Copy the lines holding the word "Глава", all of them.

[Collection entries]
= = = = =

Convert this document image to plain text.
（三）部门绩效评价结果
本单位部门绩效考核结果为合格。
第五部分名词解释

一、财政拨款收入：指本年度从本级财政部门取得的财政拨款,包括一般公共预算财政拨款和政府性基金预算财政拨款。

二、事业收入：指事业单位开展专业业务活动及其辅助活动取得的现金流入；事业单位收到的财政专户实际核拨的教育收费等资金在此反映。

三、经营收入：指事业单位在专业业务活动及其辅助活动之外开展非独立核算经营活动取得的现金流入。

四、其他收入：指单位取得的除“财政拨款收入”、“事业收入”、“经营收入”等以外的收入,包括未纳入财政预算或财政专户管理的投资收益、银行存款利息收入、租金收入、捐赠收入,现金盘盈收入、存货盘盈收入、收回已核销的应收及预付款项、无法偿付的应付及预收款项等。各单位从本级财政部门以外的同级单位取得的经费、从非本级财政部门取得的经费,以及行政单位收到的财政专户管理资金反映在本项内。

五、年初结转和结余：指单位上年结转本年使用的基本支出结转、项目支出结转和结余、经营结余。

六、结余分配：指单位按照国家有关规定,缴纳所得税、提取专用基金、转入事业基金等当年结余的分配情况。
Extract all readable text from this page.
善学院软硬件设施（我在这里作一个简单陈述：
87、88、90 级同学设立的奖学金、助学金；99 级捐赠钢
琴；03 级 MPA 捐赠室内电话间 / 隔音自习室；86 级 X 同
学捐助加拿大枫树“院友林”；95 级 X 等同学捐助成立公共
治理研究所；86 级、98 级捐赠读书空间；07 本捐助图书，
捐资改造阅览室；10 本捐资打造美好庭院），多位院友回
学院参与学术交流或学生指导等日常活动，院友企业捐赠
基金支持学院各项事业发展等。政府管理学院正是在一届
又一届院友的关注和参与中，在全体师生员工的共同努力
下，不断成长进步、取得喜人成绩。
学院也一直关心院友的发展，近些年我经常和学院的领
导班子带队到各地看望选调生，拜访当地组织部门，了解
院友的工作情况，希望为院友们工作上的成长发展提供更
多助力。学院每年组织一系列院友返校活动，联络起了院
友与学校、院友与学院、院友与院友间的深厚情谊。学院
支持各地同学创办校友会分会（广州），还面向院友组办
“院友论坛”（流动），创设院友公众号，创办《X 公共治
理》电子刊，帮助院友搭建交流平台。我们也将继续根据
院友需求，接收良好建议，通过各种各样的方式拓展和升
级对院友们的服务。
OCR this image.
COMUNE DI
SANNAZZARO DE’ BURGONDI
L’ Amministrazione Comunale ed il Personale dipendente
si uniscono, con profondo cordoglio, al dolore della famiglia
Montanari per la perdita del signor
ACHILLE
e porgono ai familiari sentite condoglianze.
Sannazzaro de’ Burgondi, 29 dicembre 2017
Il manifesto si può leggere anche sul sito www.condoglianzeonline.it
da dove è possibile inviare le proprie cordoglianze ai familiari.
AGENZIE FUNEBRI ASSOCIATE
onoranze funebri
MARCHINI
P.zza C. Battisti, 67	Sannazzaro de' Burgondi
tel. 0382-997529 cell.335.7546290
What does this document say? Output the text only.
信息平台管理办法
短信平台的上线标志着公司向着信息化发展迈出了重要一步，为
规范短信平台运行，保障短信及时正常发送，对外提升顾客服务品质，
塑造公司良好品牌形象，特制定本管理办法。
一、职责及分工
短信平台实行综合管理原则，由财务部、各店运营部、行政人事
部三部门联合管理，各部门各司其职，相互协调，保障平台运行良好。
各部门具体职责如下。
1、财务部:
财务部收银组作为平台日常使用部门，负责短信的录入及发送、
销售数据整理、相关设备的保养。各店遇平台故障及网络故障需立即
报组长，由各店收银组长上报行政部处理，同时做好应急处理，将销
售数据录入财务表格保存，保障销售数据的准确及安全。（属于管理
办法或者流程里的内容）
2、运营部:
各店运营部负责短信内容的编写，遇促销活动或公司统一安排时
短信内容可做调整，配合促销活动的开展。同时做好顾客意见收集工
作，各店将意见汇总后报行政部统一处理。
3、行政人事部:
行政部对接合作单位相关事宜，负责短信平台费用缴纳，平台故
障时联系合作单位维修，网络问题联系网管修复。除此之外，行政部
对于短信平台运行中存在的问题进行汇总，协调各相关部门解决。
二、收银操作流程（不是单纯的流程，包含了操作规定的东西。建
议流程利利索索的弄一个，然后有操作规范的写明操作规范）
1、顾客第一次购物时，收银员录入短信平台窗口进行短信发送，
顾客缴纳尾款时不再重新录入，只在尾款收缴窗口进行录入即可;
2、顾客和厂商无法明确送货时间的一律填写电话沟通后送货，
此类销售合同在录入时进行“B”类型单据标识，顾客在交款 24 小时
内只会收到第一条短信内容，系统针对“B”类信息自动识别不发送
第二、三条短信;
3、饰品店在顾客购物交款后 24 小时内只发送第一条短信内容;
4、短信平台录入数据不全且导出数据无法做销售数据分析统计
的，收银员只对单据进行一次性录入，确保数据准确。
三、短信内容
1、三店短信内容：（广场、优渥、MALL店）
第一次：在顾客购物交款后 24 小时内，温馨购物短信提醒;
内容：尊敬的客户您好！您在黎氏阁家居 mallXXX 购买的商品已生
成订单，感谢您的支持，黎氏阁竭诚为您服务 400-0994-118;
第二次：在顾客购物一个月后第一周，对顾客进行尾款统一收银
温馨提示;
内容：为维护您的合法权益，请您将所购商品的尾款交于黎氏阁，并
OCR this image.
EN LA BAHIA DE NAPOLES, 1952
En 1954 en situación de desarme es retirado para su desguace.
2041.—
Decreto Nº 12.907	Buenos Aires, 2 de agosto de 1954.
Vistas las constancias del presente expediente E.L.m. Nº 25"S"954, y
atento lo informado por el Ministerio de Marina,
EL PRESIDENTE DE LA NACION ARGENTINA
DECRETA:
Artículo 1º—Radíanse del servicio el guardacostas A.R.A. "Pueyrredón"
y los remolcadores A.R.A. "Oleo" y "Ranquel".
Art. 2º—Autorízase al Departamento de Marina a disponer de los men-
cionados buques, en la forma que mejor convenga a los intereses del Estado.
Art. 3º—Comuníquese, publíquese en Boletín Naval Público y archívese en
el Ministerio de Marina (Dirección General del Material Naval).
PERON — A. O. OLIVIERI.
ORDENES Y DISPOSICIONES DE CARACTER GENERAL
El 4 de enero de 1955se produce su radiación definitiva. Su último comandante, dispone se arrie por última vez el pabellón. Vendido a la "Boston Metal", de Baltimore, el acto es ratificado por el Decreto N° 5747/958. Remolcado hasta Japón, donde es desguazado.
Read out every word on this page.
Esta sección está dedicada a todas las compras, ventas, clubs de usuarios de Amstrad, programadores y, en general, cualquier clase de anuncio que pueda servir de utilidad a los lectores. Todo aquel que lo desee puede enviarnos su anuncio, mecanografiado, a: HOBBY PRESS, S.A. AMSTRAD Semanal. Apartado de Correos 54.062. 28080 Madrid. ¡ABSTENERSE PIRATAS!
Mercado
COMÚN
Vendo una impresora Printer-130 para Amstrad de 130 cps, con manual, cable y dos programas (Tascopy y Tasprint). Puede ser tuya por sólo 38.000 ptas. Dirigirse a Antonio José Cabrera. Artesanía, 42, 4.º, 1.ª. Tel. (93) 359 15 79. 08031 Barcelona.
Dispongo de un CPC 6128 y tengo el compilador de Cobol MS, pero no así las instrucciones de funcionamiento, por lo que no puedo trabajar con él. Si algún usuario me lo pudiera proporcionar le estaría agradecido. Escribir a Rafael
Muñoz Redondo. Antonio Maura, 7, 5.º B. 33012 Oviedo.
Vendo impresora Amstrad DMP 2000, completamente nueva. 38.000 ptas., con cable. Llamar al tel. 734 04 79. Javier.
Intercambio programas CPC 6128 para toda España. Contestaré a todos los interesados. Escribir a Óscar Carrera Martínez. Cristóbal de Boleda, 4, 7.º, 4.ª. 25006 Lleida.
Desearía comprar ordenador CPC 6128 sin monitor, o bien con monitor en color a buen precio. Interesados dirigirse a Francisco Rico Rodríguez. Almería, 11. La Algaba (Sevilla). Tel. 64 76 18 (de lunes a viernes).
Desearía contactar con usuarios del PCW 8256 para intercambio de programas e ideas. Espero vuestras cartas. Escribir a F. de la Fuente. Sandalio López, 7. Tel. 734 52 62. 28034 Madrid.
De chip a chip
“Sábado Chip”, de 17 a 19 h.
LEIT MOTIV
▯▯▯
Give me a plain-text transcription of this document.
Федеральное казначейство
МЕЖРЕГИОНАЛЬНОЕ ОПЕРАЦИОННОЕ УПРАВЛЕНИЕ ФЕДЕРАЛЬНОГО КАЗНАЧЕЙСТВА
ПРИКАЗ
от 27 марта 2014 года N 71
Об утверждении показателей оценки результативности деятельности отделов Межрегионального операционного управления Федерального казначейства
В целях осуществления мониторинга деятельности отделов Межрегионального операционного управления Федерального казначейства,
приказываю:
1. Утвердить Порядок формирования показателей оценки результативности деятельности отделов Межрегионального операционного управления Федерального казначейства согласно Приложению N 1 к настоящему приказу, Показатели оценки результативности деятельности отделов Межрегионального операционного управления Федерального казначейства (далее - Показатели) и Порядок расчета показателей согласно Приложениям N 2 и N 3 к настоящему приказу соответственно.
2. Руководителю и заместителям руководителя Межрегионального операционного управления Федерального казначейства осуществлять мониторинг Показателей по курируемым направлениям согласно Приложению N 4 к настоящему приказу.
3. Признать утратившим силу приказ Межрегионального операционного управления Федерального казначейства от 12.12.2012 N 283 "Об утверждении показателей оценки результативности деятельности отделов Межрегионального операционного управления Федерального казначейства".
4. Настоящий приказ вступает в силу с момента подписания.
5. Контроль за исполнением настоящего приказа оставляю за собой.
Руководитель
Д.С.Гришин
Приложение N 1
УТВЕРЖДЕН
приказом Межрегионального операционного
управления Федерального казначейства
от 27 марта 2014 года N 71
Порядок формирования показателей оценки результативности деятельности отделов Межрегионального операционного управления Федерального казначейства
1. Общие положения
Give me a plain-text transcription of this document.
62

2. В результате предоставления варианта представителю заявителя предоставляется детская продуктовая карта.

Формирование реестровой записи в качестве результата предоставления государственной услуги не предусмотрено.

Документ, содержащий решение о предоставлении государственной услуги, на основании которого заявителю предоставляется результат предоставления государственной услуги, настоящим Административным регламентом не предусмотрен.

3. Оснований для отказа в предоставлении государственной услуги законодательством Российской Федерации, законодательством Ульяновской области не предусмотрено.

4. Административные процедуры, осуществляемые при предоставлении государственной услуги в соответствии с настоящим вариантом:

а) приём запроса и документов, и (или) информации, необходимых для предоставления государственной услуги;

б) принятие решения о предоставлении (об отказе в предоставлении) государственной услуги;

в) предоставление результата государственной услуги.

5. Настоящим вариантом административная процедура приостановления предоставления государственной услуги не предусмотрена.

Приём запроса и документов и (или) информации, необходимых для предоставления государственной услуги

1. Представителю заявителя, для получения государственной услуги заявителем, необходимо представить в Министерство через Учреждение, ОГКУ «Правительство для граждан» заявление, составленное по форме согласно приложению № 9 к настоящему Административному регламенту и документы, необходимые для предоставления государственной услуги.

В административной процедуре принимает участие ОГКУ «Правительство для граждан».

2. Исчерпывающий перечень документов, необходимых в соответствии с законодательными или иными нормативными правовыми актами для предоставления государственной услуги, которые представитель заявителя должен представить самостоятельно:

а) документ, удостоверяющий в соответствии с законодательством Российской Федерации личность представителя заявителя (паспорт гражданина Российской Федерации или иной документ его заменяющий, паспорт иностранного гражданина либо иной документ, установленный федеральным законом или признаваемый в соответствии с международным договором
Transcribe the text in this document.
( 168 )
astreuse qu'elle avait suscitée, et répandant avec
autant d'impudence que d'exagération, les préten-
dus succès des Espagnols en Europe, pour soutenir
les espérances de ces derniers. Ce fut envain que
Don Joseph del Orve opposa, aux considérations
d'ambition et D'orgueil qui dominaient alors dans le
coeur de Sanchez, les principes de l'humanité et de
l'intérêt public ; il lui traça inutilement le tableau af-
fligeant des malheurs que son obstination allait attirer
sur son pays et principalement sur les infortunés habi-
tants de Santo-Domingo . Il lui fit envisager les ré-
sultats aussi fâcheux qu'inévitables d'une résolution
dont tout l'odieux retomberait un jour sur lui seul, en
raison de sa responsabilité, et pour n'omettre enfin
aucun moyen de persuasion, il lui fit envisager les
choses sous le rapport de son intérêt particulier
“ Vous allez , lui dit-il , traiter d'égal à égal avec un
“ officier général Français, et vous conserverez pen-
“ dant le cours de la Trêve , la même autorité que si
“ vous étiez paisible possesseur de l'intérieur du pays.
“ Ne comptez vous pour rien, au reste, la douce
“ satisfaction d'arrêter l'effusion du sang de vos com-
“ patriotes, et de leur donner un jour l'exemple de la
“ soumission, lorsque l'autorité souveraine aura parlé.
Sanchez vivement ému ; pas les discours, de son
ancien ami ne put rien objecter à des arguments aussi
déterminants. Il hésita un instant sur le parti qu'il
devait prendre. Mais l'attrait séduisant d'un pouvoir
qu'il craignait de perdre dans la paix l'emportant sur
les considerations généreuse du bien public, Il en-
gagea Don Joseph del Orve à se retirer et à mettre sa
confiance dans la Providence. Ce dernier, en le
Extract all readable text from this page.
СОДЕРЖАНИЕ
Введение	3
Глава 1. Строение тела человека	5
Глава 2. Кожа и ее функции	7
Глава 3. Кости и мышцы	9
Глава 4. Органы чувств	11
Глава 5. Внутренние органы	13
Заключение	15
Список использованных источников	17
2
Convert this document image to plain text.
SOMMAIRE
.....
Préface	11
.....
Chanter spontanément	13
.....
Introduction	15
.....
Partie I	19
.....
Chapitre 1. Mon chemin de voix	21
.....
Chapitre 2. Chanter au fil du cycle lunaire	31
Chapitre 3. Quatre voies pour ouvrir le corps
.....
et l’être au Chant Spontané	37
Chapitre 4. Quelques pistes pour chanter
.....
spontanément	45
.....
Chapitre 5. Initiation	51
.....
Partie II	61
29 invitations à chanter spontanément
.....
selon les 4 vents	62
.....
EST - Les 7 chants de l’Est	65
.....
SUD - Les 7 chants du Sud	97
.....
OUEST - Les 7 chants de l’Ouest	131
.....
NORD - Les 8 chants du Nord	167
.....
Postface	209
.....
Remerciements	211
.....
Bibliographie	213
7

= = = = =

:: Exercise solution ::
Глава 1. Строение тела человека	5
Глава 2. Кожа и ее функции	7
Глава 3. Кости и мышцы	9
Глава 4. Органы чувств	11
Глава 5. Внутренние органы	13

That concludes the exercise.